Lines of data
[start]

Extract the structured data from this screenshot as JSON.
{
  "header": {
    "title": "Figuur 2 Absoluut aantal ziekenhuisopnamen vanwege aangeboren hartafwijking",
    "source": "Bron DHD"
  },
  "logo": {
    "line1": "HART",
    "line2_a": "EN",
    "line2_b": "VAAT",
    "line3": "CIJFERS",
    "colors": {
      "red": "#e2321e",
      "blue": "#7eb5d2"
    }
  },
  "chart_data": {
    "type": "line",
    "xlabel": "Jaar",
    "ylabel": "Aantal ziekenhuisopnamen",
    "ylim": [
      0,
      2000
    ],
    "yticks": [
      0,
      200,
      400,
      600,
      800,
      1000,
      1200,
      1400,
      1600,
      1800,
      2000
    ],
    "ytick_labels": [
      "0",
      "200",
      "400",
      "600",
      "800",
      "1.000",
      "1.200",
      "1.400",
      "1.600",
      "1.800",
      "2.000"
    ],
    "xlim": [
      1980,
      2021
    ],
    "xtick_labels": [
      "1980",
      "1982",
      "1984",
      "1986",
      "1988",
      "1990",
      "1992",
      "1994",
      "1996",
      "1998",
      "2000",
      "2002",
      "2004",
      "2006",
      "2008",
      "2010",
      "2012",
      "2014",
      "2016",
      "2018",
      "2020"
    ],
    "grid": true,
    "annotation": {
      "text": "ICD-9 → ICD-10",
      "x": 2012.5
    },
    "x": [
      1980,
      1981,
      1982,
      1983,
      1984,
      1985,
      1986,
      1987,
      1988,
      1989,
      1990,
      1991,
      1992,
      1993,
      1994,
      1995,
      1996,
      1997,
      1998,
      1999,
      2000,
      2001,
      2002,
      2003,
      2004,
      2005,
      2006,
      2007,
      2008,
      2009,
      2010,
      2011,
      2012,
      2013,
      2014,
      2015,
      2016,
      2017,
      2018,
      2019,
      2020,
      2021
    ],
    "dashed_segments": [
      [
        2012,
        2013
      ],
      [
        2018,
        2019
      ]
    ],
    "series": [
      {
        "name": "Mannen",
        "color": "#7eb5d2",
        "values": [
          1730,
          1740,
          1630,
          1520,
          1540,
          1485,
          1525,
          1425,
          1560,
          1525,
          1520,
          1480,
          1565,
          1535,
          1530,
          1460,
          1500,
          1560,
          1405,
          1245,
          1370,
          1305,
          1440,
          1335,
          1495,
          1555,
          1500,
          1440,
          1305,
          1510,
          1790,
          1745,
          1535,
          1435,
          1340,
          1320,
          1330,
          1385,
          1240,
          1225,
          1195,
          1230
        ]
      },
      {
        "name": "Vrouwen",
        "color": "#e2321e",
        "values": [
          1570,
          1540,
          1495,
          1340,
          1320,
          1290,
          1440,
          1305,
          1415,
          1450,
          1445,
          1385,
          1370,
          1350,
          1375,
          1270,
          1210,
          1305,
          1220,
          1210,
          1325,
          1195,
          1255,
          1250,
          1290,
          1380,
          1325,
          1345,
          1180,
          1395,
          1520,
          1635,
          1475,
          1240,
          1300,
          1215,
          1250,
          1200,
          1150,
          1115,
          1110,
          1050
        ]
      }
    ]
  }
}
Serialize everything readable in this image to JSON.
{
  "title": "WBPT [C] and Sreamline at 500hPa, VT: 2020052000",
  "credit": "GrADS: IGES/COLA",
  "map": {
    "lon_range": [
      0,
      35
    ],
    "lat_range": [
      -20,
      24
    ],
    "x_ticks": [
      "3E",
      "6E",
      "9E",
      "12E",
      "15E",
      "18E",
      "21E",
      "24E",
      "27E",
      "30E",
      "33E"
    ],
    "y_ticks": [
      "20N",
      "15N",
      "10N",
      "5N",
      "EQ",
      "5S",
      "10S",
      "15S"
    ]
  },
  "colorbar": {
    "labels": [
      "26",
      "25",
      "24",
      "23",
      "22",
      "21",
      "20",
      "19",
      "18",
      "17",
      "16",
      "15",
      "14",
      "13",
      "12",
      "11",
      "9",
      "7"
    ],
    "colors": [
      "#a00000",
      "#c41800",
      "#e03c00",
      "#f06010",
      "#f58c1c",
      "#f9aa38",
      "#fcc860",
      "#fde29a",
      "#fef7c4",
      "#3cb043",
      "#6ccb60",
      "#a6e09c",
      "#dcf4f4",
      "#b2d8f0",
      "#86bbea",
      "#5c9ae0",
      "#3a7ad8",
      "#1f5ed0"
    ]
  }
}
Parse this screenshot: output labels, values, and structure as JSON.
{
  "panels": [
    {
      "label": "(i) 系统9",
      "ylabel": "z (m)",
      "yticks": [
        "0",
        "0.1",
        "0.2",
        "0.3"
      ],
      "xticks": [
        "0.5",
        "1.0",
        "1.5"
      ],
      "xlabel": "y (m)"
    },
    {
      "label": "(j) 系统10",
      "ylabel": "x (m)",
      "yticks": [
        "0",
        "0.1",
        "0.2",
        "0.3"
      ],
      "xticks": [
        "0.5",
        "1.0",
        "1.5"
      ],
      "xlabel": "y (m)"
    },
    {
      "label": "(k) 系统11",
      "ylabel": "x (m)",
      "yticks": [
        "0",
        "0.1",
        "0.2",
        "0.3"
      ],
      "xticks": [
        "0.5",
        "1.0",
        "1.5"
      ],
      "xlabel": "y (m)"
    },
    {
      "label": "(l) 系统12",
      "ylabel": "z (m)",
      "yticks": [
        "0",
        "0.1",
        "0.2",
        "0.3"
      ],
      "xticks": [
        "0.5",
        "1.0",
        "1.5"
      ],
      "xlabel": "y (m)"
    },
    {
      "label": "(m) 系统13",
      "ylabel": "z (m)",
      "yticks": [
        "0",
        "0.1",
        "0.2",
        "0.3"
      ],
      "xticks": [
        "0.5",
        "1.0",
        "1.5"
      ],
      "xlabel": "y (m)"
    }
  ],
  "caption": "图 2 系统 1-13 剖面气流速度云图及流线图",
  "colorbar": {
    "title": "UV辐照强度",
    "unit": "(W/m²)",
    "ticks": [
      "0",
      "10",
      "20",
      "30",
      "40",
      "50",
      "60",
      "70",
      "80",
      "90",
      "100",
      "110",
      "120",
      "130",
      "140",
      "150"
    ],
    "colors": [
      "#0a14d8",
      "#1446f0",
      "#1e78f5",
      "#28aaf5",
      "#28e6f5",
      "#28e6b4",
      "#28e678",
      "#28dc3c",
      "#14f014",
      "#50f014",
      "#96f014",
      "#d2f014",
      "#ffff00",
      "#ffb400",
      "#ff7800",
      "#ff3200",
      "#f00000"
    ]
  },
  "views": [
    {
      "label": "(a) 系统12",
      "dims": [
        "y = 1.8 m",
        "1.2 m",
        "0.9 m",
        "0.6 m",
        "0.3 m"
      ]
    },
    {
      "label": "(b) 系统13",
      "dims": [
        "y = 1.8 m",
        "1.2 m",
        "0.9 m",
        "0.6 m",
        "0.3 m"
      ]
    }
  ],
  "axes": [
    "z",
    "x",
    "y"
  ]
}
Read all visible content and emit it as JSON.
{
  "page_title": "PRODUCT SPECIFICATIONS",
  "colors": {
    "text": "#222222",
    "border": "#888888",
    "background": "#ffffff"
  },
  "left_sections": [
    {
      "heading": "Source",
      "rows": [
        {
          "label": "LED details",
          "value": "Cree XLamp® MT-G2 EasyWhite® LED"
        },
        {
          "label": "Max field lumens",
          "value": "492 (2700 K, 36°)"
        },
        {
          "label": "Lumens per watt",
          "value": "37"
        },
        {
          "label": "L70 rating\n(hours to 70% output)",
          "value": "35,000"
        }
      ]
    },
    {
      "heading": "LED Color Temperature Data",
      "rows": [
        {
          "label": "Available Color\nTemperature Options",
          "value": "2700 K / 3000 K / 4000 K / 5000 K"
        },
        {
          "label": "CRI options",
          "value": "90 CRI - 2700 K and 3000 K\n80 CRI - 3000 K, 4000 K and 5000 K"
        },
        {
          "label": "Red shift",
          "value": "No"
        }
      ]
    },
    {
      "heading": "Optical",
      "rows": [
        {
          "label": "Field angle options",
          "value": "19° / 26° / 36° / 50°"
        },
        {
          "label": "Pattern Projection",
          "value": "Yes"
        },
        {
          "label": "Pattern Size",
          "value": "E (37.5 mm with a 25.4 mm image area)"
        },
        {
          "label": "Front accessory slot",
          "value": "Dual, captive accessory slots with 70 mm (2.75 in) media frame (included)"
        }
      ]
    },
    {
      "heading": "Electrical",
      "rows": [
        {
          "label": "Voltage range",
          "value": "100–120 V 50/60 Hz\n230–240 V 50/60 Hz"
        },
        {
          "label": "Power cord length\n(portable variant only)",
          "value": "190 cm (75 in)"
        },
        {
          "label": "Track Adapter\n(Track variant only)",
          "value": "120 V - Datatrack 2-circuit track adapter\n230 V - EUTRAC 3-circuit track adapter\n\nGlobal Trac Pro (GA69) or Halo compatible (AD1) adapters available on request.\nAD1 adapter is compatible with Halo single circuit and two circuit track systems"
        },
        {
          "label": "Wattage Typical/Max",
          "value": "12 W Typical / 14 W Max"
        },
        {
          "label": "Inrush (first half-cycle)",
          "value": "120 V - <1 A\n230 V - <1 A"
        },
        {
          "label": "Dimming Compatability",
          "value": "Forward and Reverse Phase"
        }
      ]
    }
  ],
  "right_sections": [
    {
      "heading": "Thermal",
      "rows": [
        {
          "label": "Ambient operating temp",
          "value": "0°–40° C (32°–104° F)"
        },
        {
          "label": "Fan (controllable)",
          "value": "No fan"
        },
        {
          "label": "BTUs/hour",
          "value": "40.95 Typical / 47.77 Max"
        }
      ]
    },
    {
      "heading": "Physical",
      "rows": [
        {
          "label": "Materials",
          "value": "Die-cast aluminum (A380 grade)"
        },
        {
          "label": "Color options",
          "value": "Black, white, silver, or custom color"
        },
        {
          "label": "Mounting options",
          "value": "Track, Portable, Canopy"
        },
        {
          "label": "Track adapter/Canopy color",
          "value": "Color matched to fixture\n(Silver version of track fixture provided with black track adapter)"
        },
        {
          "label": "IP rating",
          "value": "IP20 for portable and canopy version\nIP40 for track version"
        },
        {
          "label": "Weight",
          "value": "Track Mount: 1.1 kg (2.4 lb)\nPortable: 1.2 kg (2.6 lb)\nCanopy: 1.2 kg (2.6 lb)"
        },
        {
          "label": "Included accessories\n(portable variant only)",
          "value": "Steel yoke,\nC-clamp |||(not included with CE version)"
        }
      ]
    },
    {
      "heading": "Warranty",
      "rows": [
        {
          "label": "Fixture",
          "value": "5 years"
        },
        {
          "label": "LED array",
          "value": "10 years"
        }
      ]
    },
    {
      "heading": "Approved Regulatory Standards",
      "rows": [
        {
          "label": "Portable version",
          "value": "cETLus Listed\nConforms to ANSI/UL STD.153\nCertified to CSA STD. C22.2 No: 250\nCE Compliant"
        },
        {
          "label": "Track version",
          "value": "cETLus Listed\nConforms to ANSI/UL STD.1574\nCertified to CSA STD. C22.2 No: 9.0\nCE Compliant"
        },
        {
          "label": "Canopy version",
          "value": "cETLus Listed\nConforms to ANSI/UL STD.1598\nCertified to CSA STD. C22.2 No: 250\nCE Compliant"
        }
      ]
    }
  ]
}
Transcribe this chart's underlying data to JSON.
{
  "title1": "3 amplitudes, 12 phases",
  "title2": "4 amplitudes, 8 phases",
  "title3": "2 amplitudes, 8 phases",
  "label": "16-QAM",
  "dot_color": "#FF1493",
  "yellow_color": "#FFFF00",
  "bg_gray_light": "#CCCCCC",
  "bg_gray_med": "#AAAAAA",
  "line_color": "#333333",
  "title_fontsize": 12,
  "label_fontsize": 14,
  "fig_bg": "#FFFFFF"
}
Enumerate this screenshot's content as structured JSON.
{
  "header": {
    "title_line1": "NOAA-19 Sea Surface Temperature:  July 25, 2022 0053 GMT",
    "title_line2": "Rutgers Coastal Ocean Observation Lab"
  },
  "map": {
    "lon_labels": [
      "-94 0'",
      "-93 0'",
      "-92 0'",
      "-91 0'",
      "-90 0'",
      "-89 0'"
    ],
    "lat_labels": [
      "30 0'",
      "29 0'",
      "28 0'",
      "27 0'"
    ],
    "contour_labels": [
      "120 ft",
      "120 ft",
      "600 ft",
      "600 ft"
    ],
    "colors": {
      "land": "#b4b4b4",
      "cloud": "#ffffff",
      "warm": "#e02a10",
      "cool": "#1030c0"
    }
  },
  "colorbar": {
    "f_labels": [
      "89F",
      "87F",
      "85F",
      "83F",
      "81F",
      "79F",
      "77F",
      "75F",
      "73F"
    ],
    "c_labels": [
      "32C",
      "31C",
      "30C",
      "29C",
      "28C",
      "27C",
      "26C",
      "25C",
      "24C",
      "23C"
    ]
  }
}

[end]

> [PROBLEM TO SOLVE]
Produce an exact repeat of the lines from the one containing "Enumerate this screenshot's" through the last line of the data, and nothing more.

> [THE RESULT]
Enumerate this screenshot's content as structured JSON.
{
  "header": {
    "title_line1": "NOAA-19 Sea Surface Temperature:  July 25, 2022 0053 GMT",
    "title_line2": "Rutgers Coastal Ocean Observation Lab"
  },
  "map": {
    "lon_labels": [
      "-94 0'",
      "-93 0'",
      "-92 0'",
      "-91 0'",
      "-90 0'",
      "-89 0'"
    ],
    "lat_labels": [
      "30 0'",
      "29 0'",
      "28 0'",
      "27 0'"
    ],
    "contour_labels": [
      "120 ft",
      "120 ft",
      "600 ft",
      "600 ft"
    ],
    "colors": {
      "land": "#b4b4b4",
      "cloud": "#ffffff",
      "warm": "#e02a10",
      "cool": "#1030c0"
    }
  },
  "colorbar": {
    "f_labels": [
      "89F",
      "87F",
      "85F",
      "83F",
      "81F",
      "79F",
      "77F",
      "75F",
      "73F"
    ],
    "c_labels": [
      "32C",
      "31C",
      "30C",
      "29C",
      "28C",
      "27C",
      "26C",
      "25C",
      "24C",
      "23C"
    ]
  }
}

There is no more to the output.